Retype the part of the material that opens with the line containing "sheet-icon[interactable]: [72, 16, 94, 38]" and closes with the line containing "pattern-piece: [742, 349, 978, 589]", keeping every line exactly the same.

[Begin ENTRIES SUPPLIED]

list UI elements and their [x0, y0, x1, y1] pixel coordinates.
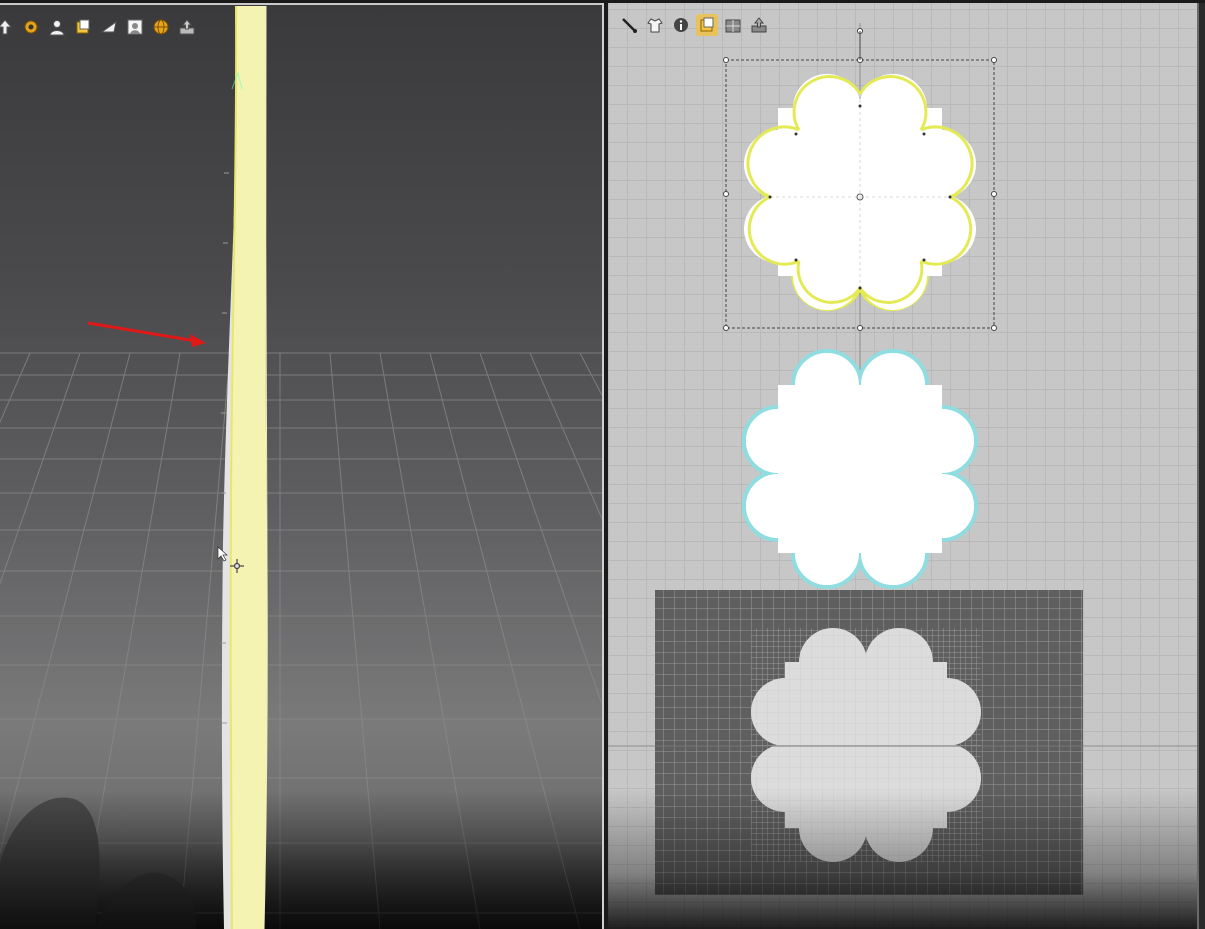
sheet-icon[interactable]: [72, 16, 94, 38]
3d-toolbar: [0, 16, 198, 38]
texture-preview: [655, 590, 1083, 895]
2d-canvas: [608, 23, 1197, 895]
arrow-up-icon[interactable]: [0, 16, 16, 38]
export-icon[interactable]: [748, 14, 770, 36]
avatar-icon[interactable]: [46, 16, 68, 38]
gear-icon[interactable]: [20, 16, 42, 38]
shirt-icon[interactable]: [644, 14, 666, 36]
2d-toolbar: [618, 14, 770, 36]
info-icon[interactable]: [670, 14, 692, 36]
pattern-piece-selected: [744, 74, 976, 311]
brush-icon[interactable]: [618, 14, 640, 36]
window-edge: [1197, 3, 1199, 929]
3d-scene: [0, 3, 602, 929]
export-icon[interactable]: [176, 16, 198, 38]
2d-pattern-window[interactable]: [608, 3, 1197, 929]
sheet-icon[interactable]: [696, 14, 718, 36]
grid-icon[interactable]: [722, 14, 744, 36]
3d-viewport[interactable]: [0, 3, 602, 929]
viewport-divider[interactable]: [602, 3, 604, 929]
globe-icon[interactable]: [150, 16, 172, 38]
pattern-piece: [742, 349, 978, 589]
plane-icon[interactable]: [98, 16, 120, 38]
person-icon[interactable]: [124, 16, 146, 38]
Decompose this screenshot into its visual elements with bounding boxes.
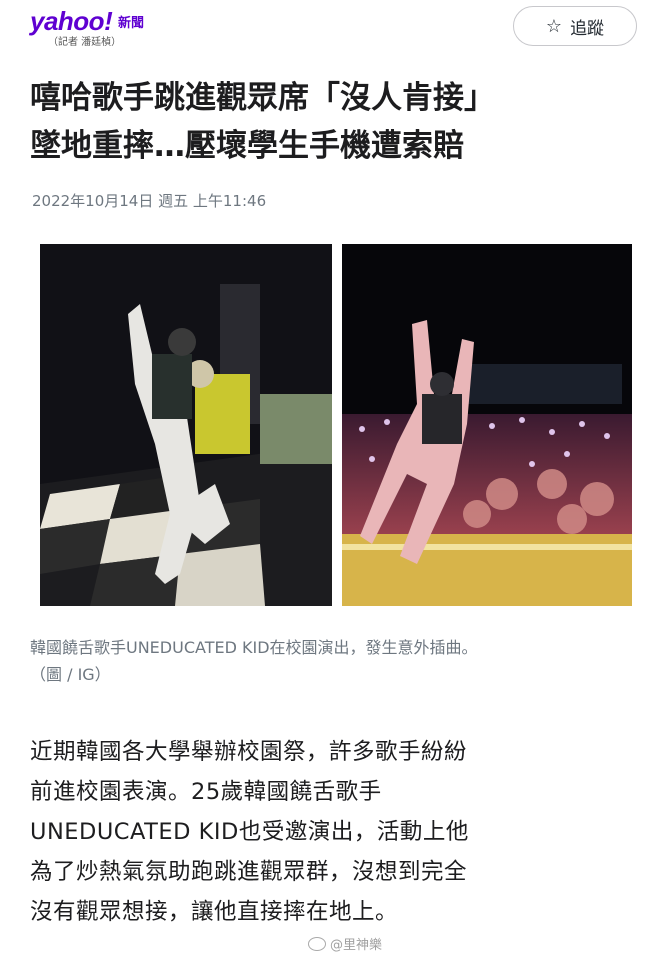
article-body-line: UNEDUCATED KID也受邀演出，活動上他 [30, 819, 469, 845]
article-body-line: 前進校園表演。25歲韓國饒舌歌手 [30, 779, 382, 805]
photo-caption-line: 韓國饒舌歌手UNEDUCATED KID在校園演出，發生意外插曲。 [30, 638, 478, 657]
concert-photo-crowd-fall[interactable] [342, 244, 632, 606]
concert-photo-stage[interactable] [40, 244, 332, 606]
article-title-line: 嘻哈歌手跳進觀眾席「沒人肯接」 [30, 80, 495, 116]
article-body: 近期韓國各大學舉辦校園祭，許多歌手紛紛 前進校園表演。25歲韓國饒舌歌手 UNE… [30, 732, 650, 932]
article-body-line: 沒有觀眾想接，讓他直接摔在地上。 [30, 899, 399, 925]
article-title: 嘻哈歌手跳進觀眾席「沒人肯接」 墜地重摔…壓壞學生手機遭索賠 [30, 74, 650, 170]
watermark: @里神樂 [308, 934, 382, 953]
article-title-line: 墜地重摔…壓壞學生手機遭索賠 [30, 128, 464, 164]
photo-caption: 韓國饒舌歌手UNEDUCATED KID在校園演出，發生意外插曲。 （圖 / I… [30, 634, 645, 688]
publish-date: 2022年10月14日 週五 上午11:46 [32, 192, 267, 210]
article-header: yahoo! 新聞 （記者 潘廷楨） ☆ 追蹤 [0, 0, 672, 62]
article-body-line: 為了炒熱氣氛助跑跳進觀眾群，沒想到完全 [30, 859, 468, 885]
photo-caption-credit: （圖 / IG） [30, 665, 111, 684]
news-section-label: 新聞 [118, 16, 145, 31]
weibo-icon [308, 936, 326, 951]
article-photos [40, 244, 632, 608]
follow-button-label: 追蹤 [570, 18, 605, 39]
reporter-byline: （記者 潘廷楨） [48, 37, 122, 48]
article-body-line: 近期韓國各大學舉辦校園祭，許多歌手紛紛 [30, 739, 468, 765]
follow-button[interactable]: ☆ 追蹤 [513, 6, 637, 46]
star-outline-icon: ☆ [545, 15, 563, 37]
watermark-text: @里神樂 [330, 938, 383, 953]
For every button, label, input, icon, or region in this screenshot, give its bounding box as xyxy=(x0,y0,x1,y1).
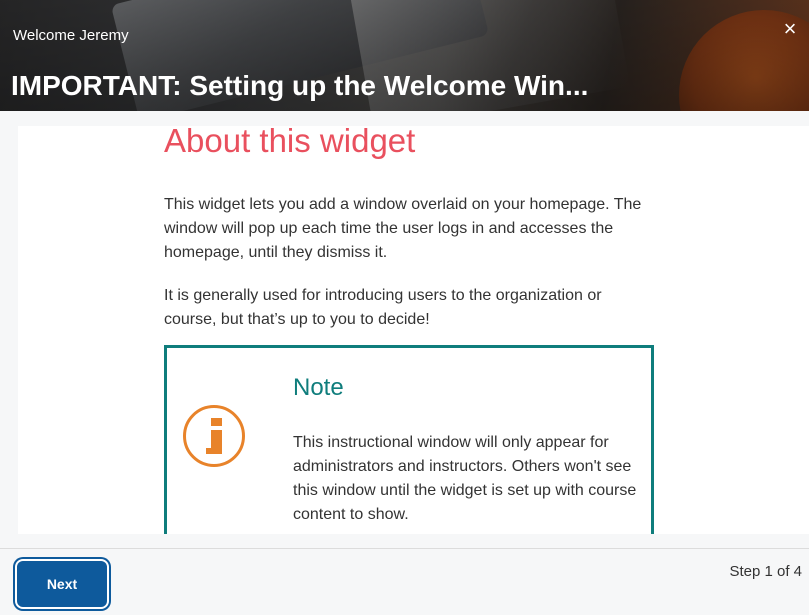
info-icon-base xyxy=(206,448,222,454)
welcome-text: Welcome Jeremy xyxy=(13,27,129,44)
content-area[interactable]: About this widget This widget lets you a… xyxy=(18,126,809,534)
welcome-window-dialog: Welcome Jeremy IMPORTANT: Setting up the… xyxy=(0,0,809,615)
step-indicator: Step 1 of 4 xyxy=(729,563,802,580)
header-banner: Welcome Jeremy IMPORTANT: Setting up the… xyxy=(0,0,809,111)
note-text: This instructional window will only appe… xyxy=(293,434,637,523)
paragraph-usage: It is generally used for introducing use… xyxy=(164,287,602,328)
note-box: Note This instructional window will only… xyxy=(164,345,654,534)
next-button[interactable]: Next xyxy=(17,561,107,607)
content-heading: About this widget xyxy=(164,126,416,159)
footer-divider xyxy=(0,548,809,549)
note-title: Note xyxy=(293,374,344,401)
dialog-title: IMPORTANT: Setting up the Welcome Win... xyxy=(11,70,589,101)
close-icon[interactable]: × xyxy=(779,18,801,40)
info-icon-dot xyxy=(211,418,222,426)
info-icon xyxy=(183,405,245,467)
paragraph-intro: This widget lets you add a window overla… xyxy=(164,196,642,261)
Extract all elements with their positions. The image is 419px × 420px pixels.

[End ENTRIES SUPPLIED]

◆ **WRITTEN ANSWER**
sheet-icon[interactable]: [72, 16, 94, 38]
3d-toolbar: [0, 16, 198, 38]
texture-preview: [655, 590, 1083, 895]
2d-canvas: [608, 23, 1197, 895]
arrow-up-icon[interactable]: [0, 16, 16, 38]
export-icon[interactable]: [748, 14, 770, 36]
avatar-icon[interactable]: [46, 16, 68, 38]
gear-icon[interactable]: [20, 16, 42, 38]
shirt-icon[interactable]: [644, 14, 666, 36]
2d-toolbar: [618, 14, 770, 36]
info-icon[interactable]: [670, 14, 692, 36]
pattern-piece-selected: [744, 74, 976, 311]
brush-icon[interactable]: [618, 14, 640, 36]
window-edge: [1197, 3, 1199, 929]
3d-scene: [0, 3, 602, 929]
export-icon[interactable]: [176, 16, 198, 38]
2d-pattern-window[interactable]: [608, 3, 1197, 929]
sheet-icon[interactable]: [696, 14, 718, 36]
grid-icon[interactable]: [722, 14, 744, 36]
3d-viewport[interactable]: [0, 3, 602, 929]
viewport-divider[interactable]: [602, 3, 604, 929]
globe-icon[interactable]: [150, 16, 172, 38]
pattern-piece: [742, 349, 978, 589]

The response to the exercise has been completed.